--- begin ---

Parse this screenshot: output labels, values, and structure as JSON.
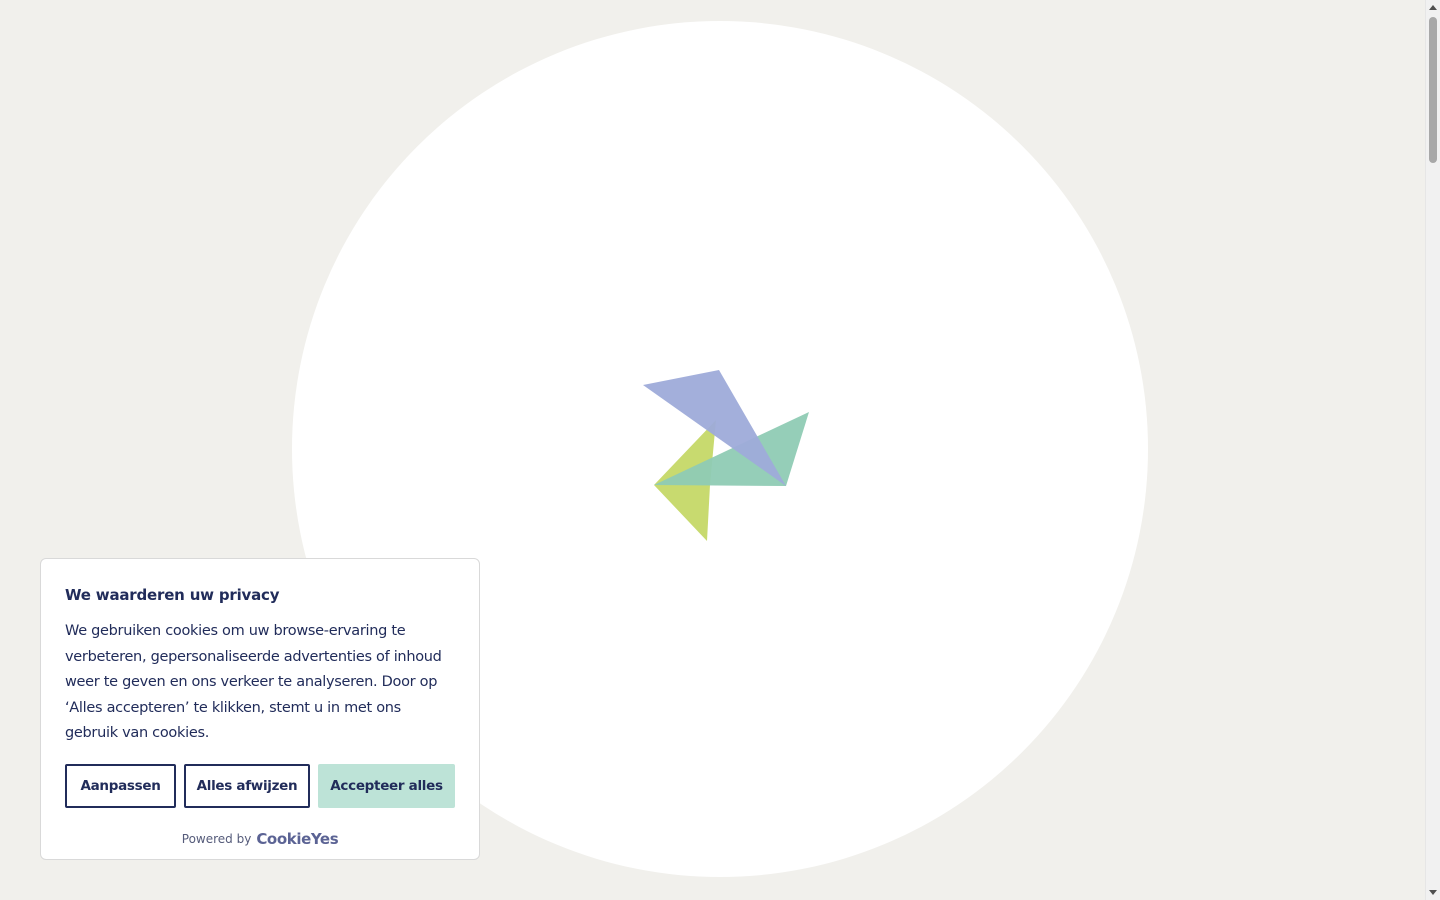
{
  "cookie_banner": {
    "title": "We waarderen uw privacy",
    "description": "We gebruiken cookies om uw browse-ervaring te verbeteren, gepersonaliseerde advertenties of inhoud weer te geven en ons verkeer te analyseren. Door op ‘Alles accepteren’ te klikken, stemt u in met ons gebruik van cookies.",
    "buttons": {
      "customize": "Aanpassen",
      "reject": "Alles afwijzen",
      "accept": "Accepteer alles"
    },
    "powered_by_label": "Powered by",
    "powered_by_brand": "CookieYes"
  },
  "colors": {
    "page_background": "#f1f0ec",
    "text": "#212c5a",
    "accept_button": "#bde3d7",
    "logo_blue": "#9eabd9",
    "logo_green": "#8fcbb4",
    "logo_yellow": "#c5d867"
  },
  "icons": {
    "loader": "pinwheel-logo-icon"
  }
}
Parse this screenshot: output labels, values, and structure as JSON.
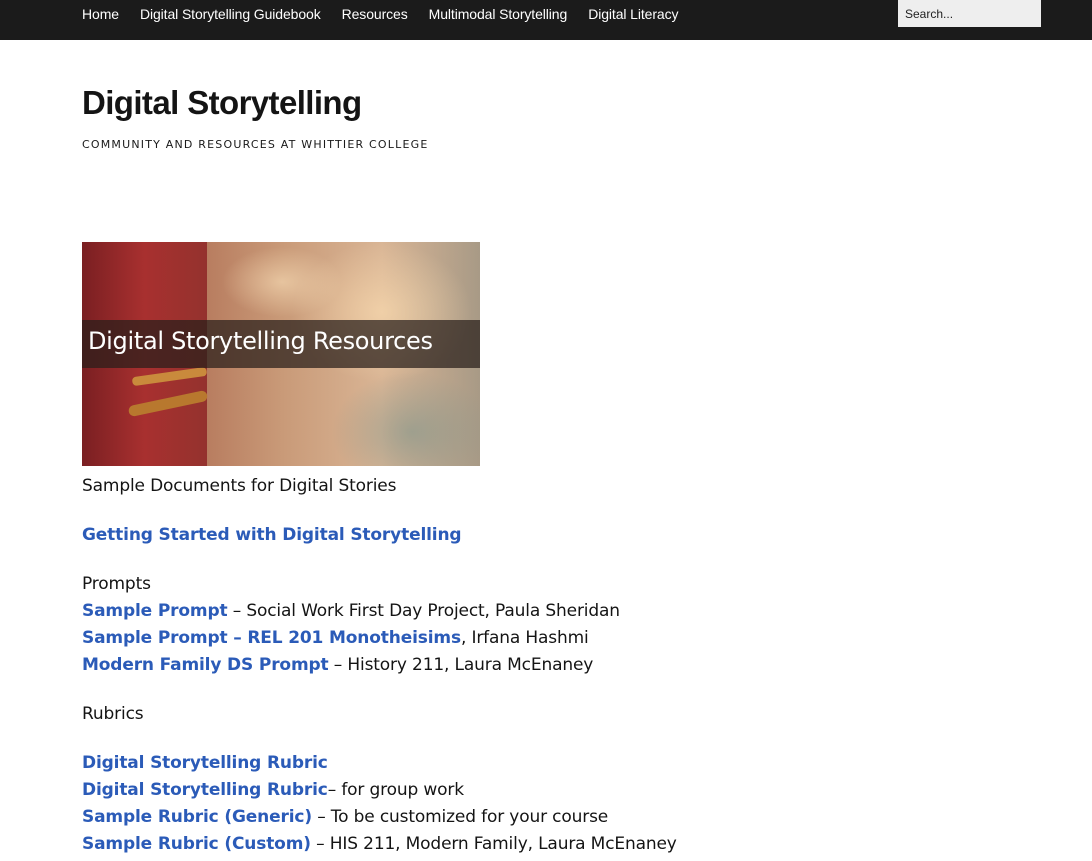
{
  "nav": {
    "items": [
      {
        "label": "Home"
      },
      {
        "label": "Digital Storytelling Guidebook"
      },
      {
        "label": "Resources"
      },
      {
        "label": "Multimodal Storytelling"
      },
      {
        "label": "Digital Literacy"
      }
    ],
    "search_placeholder": "Search..."
  },
  "header": {
    "title": "Digital Storytelling",
    "tagline": "COMMUNITY AND RESOURCES AT WHITTIER COLLEGE"
  },
  "hero": {
    "caption": "Digital Storytelling Resources"
  },
  "content": {
    "intro": "Sample Documents for Digital Stories",
    "getting_started_link": "Getting Started with Digital Storytelling",
    "prompts_heading": "Prompts",
    "prompts": [
      {
        "link": "Sample Prompt",
        "desc": " – Social Work First Day Project, Paula Sheridan"
      },
      {
        "link": "Sample Prompt – REL 201 Monotheisims",
        "desc": ", Irfana Hashmi"
      },
      {
        "link": "Modern Family DS Prompt",
        "desc": " – History 211, Laura McEnaney"
      }
    ],
    "rubrics_heading": "Rubrics",
    "rubrics": [
      {
        "link": "Digital Storytelling Rubric",
        "desc": ""
      },
      {
        "link": "Digital Storytelling Rubric",
        "desc": "– for group work"
      },
      {
        "link": "Sample Rubric (Generic)",
        "desc": " – To be customized for your course"
      },
      {
        "link": "Sample Rubric (Custom)",
        "desc": " – HIS 211, Modern Family, Laura McEnaney"
      }
    ]
  },
  "colors": {
    "topbar": "#1b1b1b",
    "link": "#2b5bb8",
    "text": "#141414"
  }
}
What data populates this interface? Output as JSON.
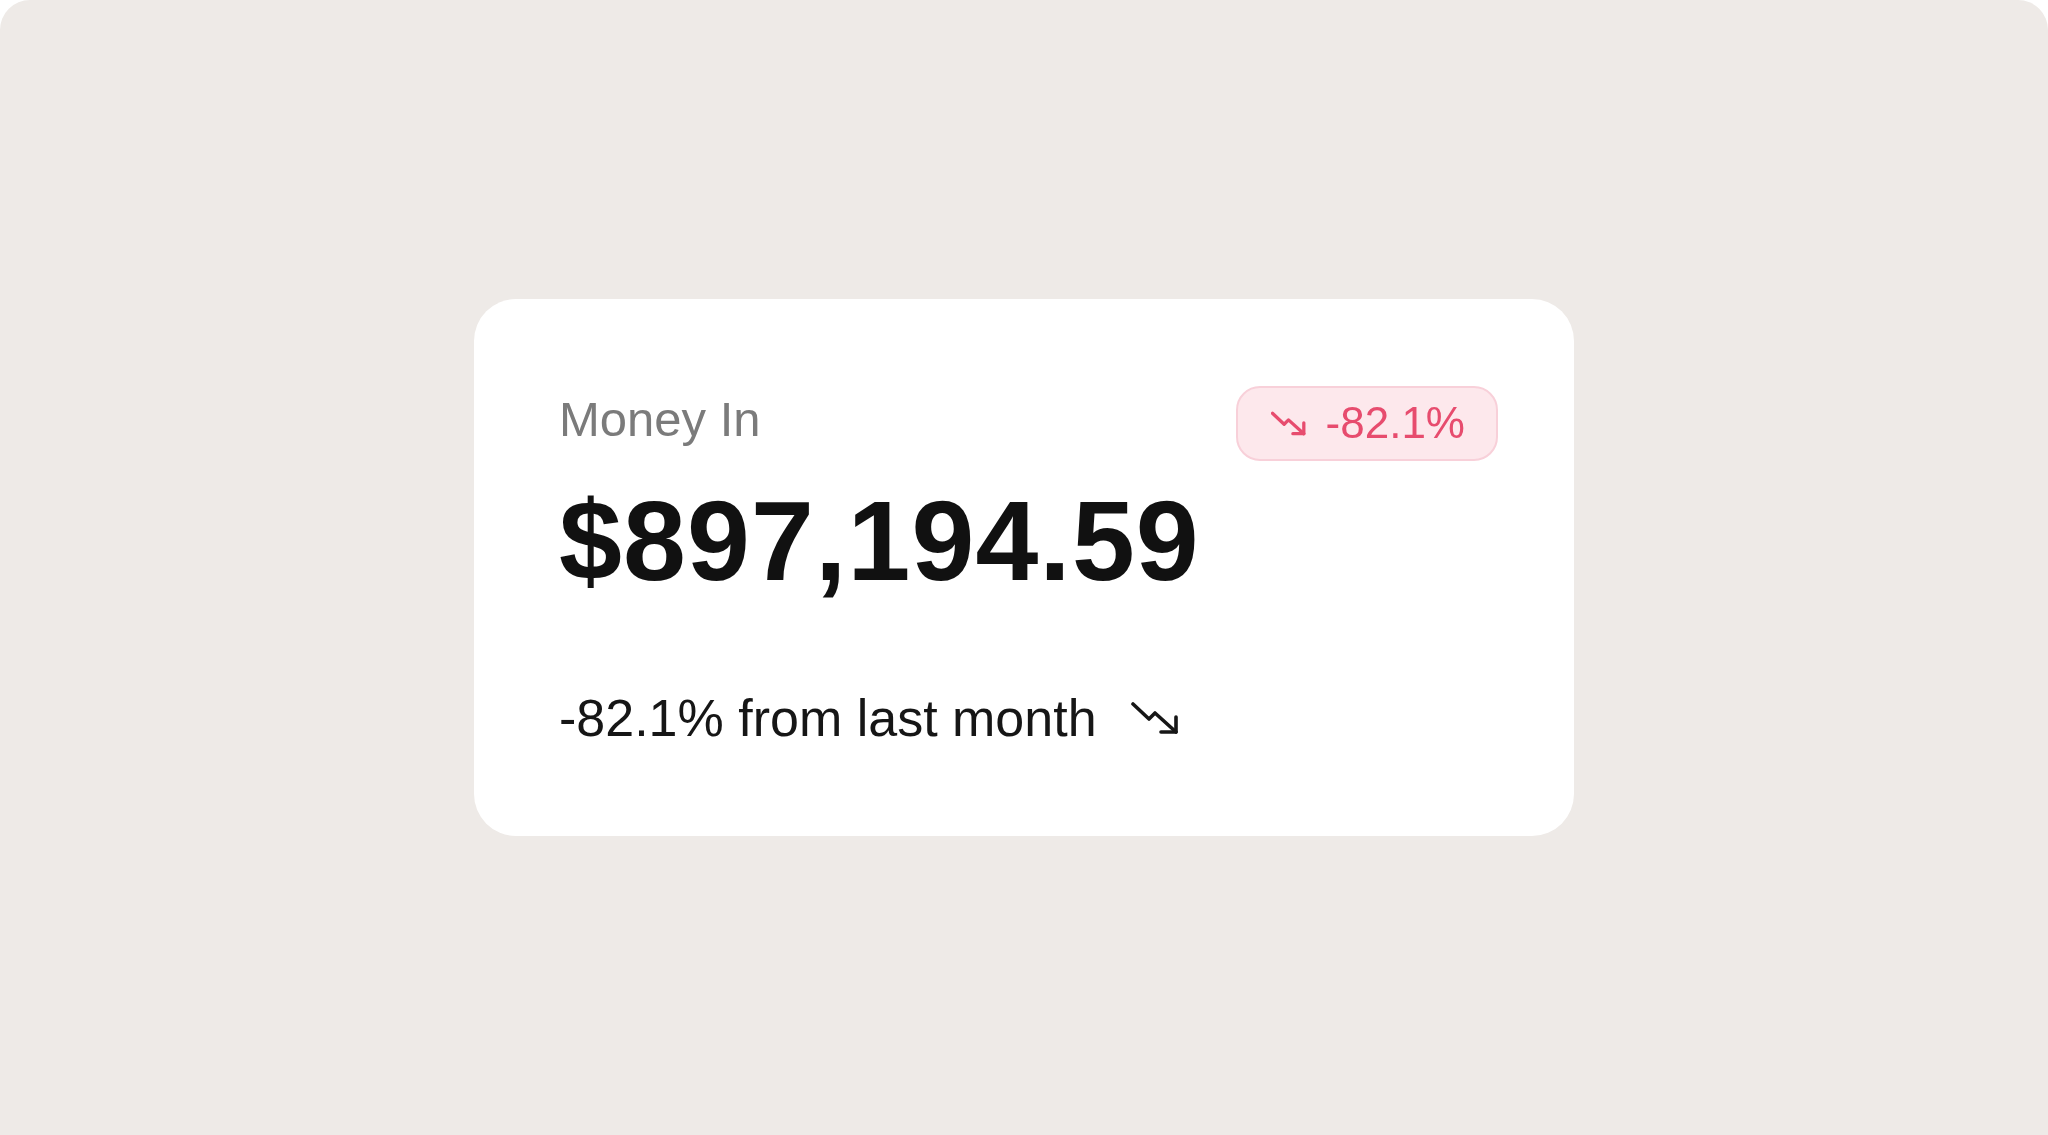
{
  "card": {
    "title": "Money In",
    "amount": "$897,194.59",
    "change_badge": {
      "text": "-82.1%",
      "negative": true
    },
    "footer": {
      "text": "-82.1% from last month",
      "negative": true
    }
  }
}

--- end ---

### WHAT IS ASKED
Write every entry out again exactly, dropping the pictures.

### FULL RESPONSE
Parse this screenshot: output labels, values, and structure as JSON.
{
  "cookie_banner": {
    "title": "We waarderen uw privacy",
    "description": "We gebruiken cookies om uw browse-ervaring te verbeteren, gepersonaliseerde advertenties of inhoud weer te geven en ons verkeer te analyseren. Door op ‘Alles accepteren’ te klikken, stemt u in met ons gebruik van cookies.",
    "buttons": {
      "customize": "Aanpassen",
      "reject": "Alles afwijzen",
      "accept": "Accepteer alles"
    },
    "powered_by_label": "Powered by",
    "powered_by_brand": "CookieYes"
  },
  "colors": {
    "page_background": "#f1f0ec",
    "text": "#212c5a",
    "accept_button": "#bde3d7",
    "logo_blue": "#9eabd9",
    "logo_green": "#8fcbb4",
    "logo_yellow": "#c5d867"
  },
  "icons": {
    "loader": "pinwheel-logo-icon"
  }
}
Parse this screenshot: output labels, values, and structure as JSON.
{
  "nav": {
    "items": [
      {
        "label": "Home"
      },
      {
        "label": "Digital Storytelling Guidebook"
      },
      {
        "label": "Resources"
      },
      {
        "label": "Multimodal Storytelling"
      },
      {
        "label": "Digital Literacy"
      }
    ],
    "search_placeholder": "Search..."
  },
  "header": {
    "title": "Digital Storytelling",
    "tagline": "COMMUNITY AND RESOURCES AT WHITTIER COLLEGE"
  },
  "hero": {
    "caption": "Digital Storytelling Resources"
  },
  "content": {
    "intro": "Sample Documents for Digital Stories",
    "getting_started_link": "Getting Started with Digital Storytelling",
    "prompts_heading": "Prompts",
    "prompts": [
      {
        "link": "Sample Prompt",
        "desc": " – Social Work First Day Project, Paula Sheridan"
      },
      {
        "link": "Sample Prompt – REL 201 Monotheisims",
        "desc": ", Irfana Hashmi"
      },
      {
        "link": "Modern Family DS Prompt",
        "desc": " – History 211, Laura McEnaney"
      }
    ],
    "rubrics_heading": "Rubrics",
    "rubrics": [
      {
        "link": "Digital Storytelling Rubric",
        "desc": ""
      },
      {
        "link": "Digital Storytelling Rubric",
        "desc": "– for group work"
      },
      {
        "link": "Sample Rubric (Generic)",
        "desc": " – To be customized for your course"
      },
      {
        "link": "Sample Rubric (Custom)",
        "desc": " – HIS 211, Modern Family, Laura McEnaney"
      }
    ]
  },
  "colors": {
    "topbar": "#1b1b1b",
    "link": "#2b5bb8",
    "text": "#141414"
  }
}
What data populates this interface? Output as JSON.
{
  "card": {
    "title": "Money In",
    "amount": "$897,194.59",
    "change_badge": {
      "text": "-82.1%",
      "negative": true
    },
    "footer": {
      "text": "-82.1% from last month",
      "negative": true
    }
  }
}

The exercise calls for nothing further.